>>>

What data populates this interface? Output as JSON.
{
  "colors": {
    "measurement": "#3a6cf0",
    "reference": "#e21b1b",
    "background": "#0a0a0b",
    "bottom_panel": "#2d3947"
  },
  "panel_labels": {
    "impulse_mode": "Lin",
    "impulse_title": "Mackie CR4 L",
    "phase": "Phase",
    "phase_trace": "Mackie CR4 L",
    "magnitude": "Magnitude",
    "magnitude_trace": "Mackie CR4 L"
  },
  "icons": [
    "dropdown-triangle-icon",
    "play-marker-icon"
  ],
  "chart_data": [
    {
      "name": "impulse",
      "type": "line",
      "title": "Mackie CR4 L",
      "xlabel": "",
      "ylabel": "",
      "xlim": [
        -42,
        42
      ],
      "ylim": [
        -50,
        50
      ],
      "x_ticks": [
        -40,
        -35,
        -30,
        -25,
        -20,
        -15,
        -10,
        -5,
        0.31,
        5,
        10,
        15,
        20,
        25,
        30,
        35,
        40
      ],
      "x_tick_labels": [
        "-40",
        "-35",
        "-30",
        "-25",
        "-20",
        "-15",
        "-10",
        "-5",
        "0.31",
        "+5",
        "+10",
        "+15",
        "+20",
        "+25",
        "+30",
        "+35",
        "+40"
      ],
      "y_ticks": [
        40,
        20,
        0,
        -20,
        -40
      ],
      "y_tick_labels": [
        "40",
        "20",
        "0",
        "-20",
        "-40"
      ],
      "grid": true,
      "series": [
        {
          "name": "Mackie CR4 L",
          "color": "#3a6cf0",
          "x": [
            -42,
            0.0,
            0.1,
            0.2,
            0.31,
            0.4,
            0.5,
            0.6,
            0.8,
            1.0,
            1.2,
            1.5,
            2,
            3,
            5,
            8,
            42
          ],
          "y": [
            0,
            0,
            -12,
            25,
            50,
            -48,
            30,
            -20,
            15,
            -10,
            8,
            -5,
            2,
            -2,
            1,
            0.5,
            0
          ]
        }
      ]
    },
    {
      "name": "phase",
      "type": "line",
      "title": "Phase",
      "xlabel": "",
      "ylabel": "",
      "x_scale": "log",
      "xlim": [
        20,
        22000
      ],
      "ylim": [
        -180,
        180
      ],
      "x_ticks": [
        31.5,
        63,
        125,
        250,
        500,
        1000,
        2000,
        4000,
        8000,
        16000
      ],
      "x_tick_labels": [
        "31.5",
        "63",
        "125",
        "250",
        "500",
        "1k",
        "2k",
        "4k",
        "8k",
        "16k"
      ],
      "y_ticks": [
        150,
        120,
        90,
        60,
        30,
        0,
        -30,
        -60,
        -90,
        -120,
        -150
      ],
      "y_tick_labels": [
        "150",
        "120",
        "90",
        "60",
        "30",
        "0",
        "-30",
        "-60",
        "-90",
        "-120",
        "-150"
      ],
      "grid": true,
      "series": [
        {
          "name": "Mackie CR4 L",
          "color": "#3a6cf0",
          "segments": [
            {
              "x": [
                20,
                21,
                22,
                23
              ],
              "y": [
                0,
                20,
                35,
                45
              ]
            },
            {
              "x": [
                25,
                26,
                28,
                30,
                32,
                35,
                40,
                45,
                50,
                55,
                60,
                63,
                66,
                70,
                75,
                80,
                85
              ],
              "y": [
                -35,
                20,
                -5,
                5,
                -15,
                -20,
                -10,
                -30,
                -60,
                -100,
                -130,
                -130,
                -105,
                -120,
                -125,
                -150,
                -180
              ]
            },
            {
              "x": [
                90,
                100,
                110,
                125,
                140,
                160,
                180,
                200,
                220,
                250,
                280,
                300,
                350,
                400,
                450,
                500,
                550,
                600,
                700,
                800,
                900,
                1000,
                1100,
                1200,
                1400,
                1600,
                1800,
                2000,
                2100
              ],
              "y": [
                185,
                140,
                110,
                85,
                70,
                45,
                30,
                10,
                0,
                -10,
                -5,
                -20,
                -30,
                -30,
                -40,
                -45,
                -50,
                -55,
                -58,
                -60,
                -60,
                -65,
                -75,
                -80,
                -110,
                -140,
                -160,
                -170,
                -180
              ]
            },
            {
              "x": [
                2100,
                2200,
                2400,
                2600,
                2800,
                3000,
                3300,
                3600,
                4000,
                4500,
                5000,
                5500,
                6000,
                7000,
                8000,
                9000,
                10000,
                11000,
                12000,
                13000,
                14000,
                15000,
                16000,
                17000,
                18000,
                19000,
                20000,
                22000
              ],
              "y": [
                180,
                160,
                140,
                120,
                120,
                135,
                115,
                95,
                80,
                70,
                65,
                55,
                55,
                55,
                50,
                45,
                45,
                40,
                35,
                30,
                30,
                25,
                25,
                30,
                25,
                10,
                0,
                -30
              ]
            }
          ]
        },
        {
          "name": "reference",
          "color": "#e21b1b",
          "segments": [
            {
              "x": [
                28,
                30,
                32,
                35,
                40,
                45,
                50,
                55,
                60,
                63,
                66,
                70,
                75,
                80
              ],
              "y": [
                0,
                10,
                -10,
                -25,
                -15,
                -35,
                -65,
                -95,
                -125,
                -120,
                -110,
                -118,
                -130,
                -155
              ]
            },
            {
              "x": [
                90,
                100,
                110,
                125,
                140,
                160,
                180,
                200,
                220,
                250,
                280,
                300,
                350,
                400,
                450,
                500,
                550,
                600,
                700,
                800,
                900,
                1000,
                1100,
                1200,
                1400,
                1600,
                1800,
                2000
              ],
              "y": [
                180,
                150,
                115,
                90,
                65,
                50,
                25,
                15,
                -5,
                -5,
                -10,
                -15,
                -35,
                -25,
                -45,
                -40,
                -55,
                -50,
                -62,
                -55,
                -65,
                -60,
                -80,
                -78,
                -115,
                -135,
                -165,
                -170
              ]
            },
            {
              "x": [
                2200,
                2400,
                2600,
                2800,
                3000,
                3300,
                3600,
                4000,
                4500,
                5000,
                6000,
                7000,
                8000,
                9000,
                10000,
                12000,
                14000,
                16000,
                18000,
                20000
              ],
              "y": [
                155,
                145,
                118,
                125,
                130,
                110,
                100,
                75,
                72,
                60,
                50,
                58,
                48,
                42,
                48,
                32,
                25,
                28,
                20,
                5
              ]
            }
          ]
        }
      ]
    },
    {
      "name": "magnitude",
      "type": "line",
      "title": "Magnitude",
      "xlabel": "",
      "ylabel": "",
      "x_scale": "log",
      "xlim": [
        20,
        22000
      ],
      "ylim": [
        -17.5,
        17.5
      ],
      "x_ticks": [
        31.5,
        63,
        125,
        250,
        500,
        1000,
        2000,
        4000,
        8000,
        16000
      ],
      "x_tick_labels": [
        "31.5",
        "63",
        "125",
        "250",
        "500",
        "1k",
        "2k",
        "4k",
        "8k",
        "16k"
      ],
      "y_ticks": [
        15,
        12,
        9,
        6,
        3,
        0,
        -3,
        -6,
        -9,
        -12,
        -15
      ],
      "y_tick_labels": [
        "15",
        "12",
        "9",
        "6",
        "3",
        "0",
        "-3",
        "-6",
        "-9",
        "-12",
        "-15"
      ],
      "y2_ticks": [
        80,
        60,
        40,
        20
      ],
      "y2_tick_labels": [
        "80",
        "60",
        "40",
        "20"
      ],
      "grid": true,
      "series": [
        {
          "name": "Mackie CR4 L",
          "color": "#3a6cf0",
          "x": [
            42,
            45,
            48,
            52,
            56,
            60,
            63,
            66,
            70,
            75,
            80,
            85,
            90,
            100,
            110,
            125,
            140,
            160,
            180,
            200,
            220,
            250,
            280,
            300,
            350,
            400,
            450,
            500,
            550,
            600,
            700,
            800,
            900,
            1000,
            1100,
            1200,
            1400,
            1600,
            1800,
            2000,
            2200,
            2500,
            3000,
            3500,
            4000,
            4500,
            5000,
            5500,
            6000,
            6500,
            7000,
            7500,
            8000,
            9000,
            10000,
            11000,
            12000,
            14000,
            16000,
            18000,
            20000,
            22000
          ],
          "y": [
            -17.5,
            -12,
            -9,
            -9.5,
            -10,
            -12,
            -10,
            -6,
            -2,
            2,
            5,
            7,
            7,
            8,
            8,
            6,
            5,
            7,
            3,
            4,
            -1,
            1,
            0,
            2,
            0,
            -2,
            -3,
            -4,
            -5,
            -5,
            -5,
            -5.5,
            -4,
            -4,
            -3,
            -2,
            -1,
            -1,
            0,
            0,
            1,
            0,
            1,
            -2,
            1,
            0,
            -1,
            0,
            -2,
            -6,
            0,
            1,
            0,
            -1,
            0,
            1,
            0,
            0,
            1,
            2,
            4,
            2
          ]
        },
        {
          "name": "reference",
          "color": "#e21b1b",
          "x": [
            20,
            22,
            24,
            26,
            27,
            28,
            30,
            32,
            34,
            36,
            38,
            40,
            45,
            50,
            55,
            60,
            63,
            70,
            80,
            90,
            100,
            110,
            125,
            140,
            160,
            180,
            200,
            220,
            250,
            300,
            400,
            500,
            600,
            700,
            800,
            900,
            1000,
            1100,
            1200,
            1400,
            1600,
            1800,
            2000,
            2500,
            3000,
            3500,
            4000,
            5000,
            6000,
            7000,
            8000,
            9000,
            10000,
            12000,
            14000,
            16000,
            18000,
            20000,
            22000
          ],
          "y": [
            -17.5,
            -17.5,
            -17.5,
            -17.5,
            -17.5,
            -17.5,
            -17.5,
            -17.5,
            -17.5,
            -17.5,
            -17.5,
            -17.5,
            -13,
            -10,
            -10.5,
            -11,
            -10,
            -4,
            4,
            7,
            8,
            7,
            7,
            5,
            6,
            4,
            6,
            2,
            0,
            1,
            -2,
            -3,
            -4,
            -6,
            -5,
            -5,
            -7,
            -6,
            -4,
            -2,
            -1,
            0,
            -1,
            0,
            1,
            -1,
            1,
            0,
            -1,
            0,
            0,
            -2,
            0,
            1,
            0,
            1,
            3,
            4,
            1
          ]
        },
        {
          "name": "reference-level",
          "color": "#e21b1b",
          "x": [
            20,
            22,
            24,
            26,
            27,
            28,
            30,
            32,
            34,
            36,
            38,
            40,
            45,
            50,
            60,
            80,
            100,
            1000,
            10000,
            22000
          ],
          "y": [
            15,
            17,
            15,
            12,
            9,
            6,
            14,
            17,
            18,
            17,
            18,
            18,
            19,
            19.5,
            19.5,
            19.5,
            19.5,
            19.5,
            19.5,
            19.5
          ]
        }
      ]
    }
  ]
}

<<<

Description of the task: Find the word "Mackie" in the records and pull out each line that has it.

Task answer:
    "impulse_title": "Mackie CR4 L",
    "phase_trace": "Mackie CR4 L",
    "magnitude_trace": "Mackie CR4 L"
      "title": "Mackie CR4 L",
          "name": "Mackie CR4 L",
          "name": "Mackie CR4 L",
          "name": "Mackie CR4 L",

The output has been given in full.